As is my wont, I wrote in free verse without punctuation. Had I written in prose poetry, it would have been a single sentence and looked like:
Some thinking, dark clothing, dark face, dark place, may be, but more a seeing, a sensing, of life's realities, superficialities, aware to find deep meaning and singing the sight of light.
The structure of the poem is a quatrain consisting of two rhyming couplets followed by a non-rhyming intermediate couplet, repeated twice, and ends with a quatrain, again two rhyming couplets. The intermediary couplet forms a bridge from the preceding quatrain to that following. Due to the syllabification and lineation I use, the rhyming syllable (ing) of the first line of each quatrain is on the second line, which also forms an internal rhyme within the line. Therefore, the rhyming pattern of each quatrain is
and the syllabification of the poem in its entirety is:
2 4 2 2 2 2 2 4 6 6 2 2 2 4 2 2
where the second couplet in the second quatrain is longer (six syllables rather than two) than in the first and third quatrains. A second, possible, syllabication might be:
3 3 2 2 2 2 3 3 6 6 2 2 3 3 2 2
wherein the rhyming would be more obvious. However, I prefer the syllabication and lineation as written, since it gives greater emphasis to the ending of the first line (thinking, seeing, meaning) of each quatrain.

• [SUPPLIED INFORMATION]
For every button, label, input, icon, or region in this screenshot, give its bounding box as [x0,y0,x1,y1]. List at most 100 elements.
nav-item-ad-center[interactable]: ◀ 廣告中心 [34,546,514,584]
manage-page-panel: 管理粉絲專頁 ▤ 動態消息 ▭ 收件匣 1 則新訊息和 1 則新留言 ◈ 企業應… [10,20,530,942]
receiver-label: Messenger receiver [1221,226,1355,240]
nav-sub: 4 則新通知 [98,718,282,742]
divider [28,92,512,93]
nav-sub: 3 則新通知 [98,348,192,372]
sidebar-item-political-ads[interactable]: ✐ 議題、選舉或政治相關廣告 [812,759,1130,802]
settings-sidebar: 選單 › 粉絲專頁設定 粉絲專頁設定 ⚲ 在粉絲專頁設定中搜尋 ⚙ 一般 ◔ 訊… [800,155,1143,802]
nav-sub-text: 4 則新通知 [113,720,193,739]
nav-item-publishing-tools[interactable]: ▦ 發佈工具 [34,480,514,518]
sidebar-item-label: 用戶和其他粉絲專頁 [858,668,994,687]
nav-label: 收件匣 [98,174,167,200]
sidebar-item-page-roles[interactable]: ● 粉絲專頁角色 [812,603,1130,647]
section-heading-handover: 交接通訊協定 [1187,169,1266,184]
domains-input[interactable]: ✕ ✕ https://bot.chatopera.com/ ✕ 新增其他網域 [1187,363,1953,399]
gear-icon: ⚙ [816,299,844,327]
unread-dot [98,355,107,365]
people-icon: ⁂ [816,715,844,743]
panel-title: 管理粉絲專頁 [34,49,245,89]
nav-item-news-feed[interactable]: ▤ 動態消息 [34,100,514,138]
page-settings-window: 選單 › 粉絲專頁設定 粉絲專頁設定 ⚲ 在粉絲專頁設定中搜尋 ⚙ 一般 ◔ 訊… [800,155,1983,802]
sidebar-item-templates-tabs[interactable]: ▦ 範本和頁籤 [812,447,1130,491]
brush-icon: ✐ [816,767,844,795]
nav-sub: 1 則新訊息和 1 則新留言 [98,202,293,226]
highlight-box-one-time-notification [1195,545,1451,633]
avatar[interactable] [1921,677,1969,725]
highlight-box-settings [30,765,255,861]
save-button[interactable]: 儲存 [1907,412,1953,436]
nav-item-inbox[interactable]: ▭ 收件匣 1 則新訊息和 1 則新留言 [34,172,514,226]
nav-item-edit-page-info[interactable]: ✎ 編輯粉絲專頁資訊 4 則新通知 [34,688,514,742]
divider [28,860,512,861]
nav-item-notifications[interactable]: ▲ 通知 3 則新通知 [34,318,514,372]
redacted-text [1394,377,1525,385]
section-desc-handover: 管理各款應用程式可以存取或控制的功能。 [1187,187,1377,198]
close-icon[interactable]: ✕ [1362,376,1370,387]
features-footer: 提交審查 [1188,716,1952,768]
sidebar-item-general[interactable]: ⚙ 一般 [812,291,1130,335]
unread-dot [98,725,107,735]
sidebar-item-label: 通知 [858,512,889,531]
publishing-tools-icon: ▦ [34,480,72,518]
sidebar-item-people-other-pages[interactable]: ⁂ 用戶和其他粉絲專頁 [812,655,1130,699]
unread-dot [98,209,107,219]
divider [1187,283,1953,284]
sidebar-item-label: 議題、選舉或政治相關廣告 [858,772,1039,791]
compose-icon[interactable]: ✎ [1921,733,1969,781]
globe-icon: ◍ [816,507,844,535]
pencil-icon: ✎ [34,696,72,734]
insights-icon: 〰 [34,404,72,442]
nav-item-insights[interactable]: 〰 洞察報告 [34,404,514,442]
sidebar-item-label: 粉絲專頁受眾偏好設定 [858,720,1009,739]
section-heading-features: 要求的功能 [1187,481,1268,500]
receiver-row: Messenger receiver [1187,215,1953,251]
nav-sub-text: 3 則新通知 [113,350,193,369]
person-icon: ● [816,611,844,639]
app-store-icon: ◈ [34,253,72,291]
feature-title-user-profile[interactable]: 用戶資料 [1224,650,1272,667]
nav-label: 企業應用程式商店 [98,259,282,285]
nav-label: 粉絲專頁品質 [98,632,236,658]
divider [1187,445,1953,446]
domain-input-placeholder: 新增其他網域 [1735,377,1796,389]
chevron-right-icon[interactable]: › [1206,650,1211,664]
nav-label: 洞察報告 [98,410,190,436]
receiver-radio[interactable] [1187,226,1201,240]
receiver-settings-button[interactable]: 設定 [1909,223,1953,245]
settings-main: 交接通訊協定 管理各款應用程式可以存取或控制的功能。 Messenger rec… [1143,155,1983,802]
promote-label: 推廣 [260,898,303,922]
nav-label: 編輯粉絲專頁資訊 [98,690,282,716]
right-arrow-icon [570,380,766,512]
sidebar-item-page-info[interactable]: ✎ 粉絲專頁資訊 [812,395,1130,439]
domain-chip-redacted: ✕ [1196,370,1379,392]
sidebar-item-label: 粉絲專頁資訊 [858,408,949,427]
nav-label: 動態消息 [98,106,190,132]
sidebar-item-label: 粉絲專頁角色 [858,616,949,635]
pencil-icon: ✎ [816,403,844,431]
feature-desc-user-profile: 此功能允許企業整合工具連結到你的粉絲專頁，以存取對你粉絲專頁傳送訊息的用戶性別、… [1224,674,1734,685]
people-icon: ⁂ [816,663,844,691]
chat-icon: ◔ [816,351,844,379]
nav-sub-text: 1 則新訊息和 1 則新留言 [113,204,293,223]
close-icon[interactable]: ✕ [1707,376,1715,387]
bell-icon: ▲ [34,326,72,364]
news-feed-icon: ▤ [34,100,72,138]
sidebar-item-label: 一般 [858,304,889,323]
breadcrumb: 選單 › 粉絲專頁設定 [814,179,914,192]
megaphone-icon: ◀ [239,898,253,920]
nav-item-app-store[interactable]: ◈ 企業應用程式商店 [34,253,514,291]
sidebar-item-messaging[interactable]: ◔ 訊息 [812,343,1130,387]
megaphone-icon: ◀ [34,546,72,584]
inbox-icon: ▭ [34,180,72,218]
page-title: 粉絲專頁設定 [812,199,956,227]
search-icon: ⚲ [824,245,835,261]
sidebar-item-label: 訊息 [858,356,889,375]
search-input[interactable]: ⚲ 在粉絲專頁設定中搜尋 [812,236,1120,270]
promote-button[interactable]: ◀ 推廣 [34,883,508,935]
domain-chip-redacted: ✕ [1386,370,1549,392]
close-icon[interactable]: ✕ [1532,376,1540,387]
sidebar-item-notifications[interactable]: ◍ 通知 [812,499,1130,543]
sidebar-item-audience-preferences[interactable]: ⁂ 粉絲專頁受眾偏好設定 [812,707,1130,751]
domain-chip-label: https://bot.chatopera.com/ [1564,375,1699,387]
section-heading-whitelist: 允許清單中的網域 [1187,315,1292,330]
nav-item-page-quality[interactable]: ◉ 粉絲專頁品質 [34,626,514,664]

• [TASK SET]
1 – Answer these questions from the text about the poem's structure.
(a) In what form and with what punctuation does the writer compose?
(b) What does the intermediary couplet form?
(c) Why does the writer prefer the syllabication and lineation as written?
2 – Carry on the text about the poem's structure from its last sentence.
The items have nothing to do with what you are asked to do here.

• [RESULTS]
1 –
(a) In free verse, without punctuation.
(b) A bridge from the preceding quatrain to the one following.
(c) Because it gives greater emphasis to the ending of the first line (thinking, seeing, meaning) of each quatrain.

2 –
A reader may ask, why is "thinking" broken into "thin" and "king"? The reason is simple. The full text (in my mind) is:
Some thin [ (k) narrow-minded thoughts ]
king [ of themselves as above others ] dark...
As the reader proceeds to the intermediary couplet, perhaps the question arises, why is "maybe" written as "may be"? Once again, (in my mind) the full text is:
[ those thoughts ] may be [ true ]
but [ there is ] more...
I generally write poetry (possibly prose also) in a very curt style and leave out many clarifying words. Of course, that makes my work more challenging to understand, less lucid. But my goal is to raise questions in the reader's mind.